RECORD EXTRACTS –
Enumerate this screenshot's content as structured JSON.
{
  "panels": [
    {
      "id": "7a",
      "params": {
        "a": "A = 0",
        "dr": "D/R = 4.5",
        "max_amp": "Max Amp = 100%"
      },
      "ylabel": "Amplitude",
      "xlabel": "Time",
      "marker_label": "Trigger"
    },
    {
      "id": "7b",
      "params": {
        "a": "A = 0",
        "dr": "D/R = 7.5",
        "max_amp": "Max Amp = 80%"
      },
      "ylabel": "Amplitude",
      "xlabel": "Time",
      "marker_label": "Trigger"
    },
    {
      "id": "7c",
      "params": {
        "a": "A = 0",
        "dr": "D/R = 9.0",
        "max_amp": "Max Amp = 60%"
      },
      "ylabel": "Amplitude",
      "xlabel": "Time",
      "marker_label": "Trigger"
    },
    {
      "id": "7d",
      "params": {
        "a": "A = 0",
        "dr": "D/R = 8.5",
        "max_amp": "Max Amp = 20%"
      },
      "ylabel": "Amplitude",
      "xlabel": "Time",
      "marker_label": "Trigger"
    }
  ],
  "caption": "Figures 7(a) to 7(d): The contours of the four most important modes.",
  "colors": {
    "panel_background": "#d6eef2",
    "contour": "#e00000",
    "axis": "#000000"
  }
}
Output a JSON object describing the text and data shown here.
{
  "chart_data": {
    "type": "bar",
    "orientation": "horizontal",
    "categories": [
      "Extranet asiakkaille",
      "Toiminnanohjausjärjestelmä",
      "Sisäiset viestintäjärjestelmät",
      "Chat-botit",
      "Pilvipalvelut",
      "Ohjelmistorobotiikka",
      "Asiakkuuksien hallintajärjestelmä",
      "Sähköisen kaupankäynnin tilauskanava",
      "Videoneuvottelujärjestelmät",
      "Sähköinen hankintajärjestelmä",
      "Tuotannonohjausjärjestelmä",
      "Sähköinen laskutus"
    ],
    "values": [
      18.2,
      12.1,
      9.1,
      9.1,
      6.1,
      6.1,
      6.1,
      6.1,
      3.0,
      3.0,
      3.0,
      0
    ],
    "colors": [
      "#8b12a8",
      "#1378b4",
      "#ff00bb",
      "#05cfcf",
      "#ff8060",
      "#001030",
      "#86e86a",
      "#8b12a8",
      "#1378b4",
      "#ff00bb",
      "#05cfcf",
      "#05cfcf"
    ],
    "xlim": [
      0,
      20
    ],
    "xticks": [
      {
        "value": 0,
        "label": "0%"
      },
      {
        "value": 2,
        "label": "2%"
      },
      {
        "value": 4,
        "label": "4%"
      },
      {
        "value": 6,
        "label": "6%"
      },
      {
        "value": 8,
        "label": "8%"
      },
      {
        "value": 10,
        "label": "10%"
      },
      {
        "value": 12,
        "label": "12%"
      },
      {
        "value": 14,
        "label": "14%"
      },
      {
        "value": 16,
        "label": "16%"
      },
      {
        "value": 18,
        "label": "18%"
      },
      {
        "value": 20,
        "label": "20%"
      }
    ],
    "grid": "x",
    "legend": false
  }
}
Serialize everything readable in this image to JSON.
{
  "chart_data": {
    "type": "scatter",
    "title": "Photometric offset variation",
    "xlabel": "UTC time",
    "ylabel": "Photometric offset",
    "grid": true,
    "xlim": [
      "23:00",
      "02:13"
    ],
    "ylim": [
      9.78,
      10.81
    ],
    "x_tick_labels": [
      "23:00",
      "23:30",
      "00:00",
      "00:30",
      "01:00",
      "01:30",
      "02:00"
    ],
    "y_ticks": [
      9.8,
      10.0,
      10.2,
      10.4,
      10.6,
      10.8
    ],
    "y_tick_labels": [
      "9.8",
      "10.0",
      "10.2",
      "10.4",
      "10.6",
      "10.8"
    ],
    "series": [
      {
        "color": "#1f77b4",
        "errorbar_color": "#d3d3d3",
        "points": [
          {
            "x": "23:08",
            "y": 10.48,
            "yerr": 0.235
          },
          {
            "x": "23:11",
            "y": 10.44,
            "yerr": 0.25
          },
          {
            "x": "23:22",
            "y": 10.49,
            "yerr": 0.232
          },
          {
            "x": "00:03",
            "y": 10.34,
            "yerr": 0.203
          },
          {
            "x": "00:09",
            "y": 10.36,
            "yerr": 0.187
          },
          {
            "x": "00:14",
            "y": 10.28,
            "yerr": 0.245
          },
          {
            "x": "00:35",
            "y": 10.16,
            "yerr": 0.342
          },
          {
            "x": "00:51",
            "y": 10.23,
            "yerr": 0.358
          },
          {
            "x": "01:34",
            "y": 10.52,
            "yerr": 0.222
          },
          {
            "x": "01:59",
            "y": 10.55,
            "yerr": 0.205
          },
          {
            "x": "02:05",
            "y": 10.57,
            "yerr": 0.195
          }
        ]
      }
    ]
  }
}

WHAT TO WORK ON –
For the entries above, state how many lines contain the word "this". Provide the number by itself.

FINAL ANSWER –
2